• WORK REQUIRED: Search the material below for the word "Personalerin". Copy every line that has it.

• PROVIDED RECORDS:
* begin *

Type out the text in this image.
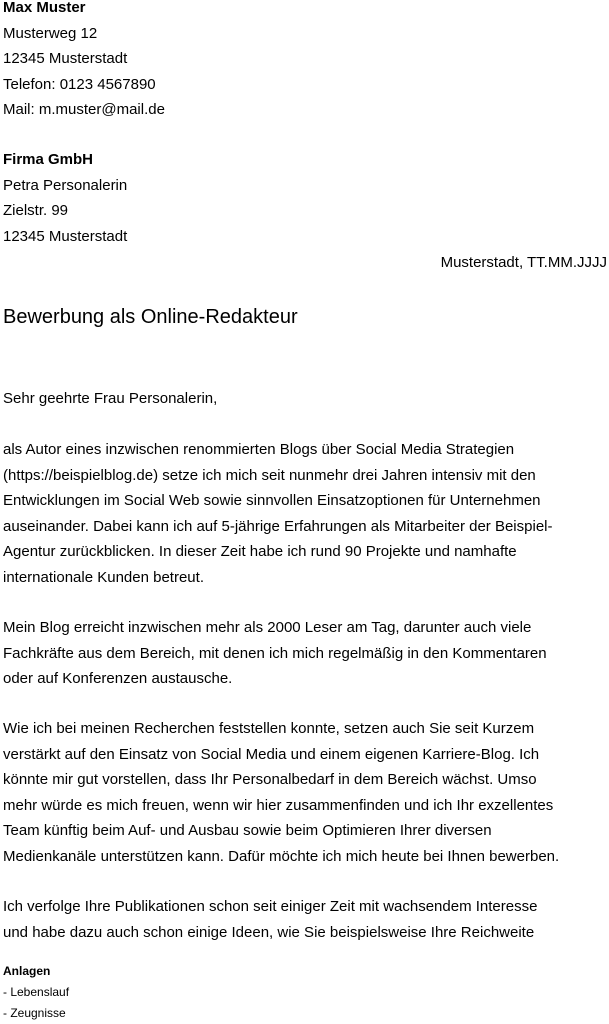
Max Muster
Musterweg 12
12345 Musterstadt
Telefon: 0123 4567890
Mail: m.muster@mail.de
Firma GmbH
Petra Personalerin
Zielstr. 99
12345 Musterstadt
Musterstadt, TT.MM.JJJJ
Bewerbung als Online-Redakteur
Sehr geehrte Frau Personalerin,
als Autor eines inzwischen renommierten Blogs über Social Media Strategien
(https://beispielblog.de) setze ich mich seit nunmehr drei Jahren intensiv mit den
Entwicklungen im Social Web sowie sinnvollen Einsatzoptionen für Unternehmen
auseinander. Dabei kann ich auf 5-jährige Erfahrungen als Mitarbeiter der Beispiel-
Agentur zurückblicken. In dieser Zeit habe ich rund 90 Projekte und namhafte
internationale Kunden betreut.
Mein Blog erreicht inzwischen mehr als 2000 Leser am Tag, darunter auch viele
Fachkräfte aus dem Bereich, mit denen ich mich regelmäßig in den Kommentaren
oder auf Konferenzen austausche.
Wie ich bei meinen Recherchen feststellen konnte, setzen auch Sie seit Kurzem
verstärkt auf den Einsatz von Social Media und einem eigenen Karriere-Blog. Ich
könnte mir gut vorstellen, dass Ihr Personalbedarf in dem Bereich wächst. Umso
mehr würde es mich freuen, wenn wir hier zusammenfinden und ich Ihr exzellentes
Team künftig beim Auf- und Ausbau sowie beim Optimieren Ihrer diversen
Medienkanäle unterstützen kann. Dafür möchte ich mich heute bei Ihnen bewerben.
Ich verfolge Ihre Publikationen schon seit einiger Zeit mit wachsendem Interesse
und habe dazu auch schon einige Ideen, wie Sie beispielsweise Ihre Reichweite
Anlagen
- Lebenslauf
- Zeugnisse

* end *

• TASK OUTPUT:
Petra Personalerin
Sehr geehrte Frau Personalerin,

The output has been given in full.